SHORT TASK:
Return each line that holds the word "Деятельность".

Data records:
— START —
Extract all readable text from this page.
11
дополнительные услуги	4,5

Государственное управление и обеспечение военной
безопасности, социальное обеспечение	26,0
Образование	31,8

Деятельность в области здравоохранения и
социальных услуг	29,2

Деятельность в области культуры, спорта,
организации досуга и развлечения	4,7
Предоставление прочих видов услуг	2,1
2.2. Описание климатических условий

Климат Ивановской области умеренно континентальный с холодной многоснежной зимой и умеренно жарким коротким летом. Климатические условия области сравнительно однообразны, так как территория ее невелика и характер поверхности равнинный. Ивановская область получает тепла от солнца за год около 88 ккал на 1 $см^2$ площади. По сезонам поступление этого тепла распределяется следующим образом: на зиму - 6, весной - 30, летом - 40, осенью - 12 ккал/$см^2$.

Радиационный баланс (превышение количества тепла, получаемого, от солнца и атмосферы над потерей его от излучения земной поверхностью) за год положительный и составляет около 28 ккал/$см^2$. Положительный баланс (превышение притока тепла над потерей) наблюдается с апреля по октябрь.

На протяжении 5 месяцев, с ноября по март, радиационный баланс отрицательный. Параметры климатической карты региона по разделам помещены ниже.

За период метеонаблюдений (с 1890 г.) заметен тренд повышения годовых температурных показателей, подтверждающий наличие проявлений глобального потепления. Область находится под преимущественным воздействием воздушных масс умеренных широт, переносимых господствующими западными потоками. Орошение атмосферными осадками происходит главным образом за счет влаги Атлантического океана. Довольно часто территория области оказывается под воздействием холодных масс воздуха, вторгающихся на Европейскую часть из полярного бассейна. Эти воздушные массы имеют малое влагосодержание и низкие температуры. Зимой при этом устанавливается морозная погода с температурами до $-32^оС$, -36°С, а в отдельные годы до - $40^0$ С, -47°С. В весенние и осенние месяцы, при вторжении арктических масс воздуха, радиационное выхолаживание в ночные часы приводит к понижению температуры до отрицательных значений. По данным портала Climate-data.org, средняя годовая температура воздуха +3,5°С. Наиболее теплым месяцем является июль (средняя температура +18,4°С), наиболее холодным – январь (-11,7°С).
— END —
EXERCISE RESPONSE:
Деятельность в области здравоохранения и
Деятельность в области культуры, спорта,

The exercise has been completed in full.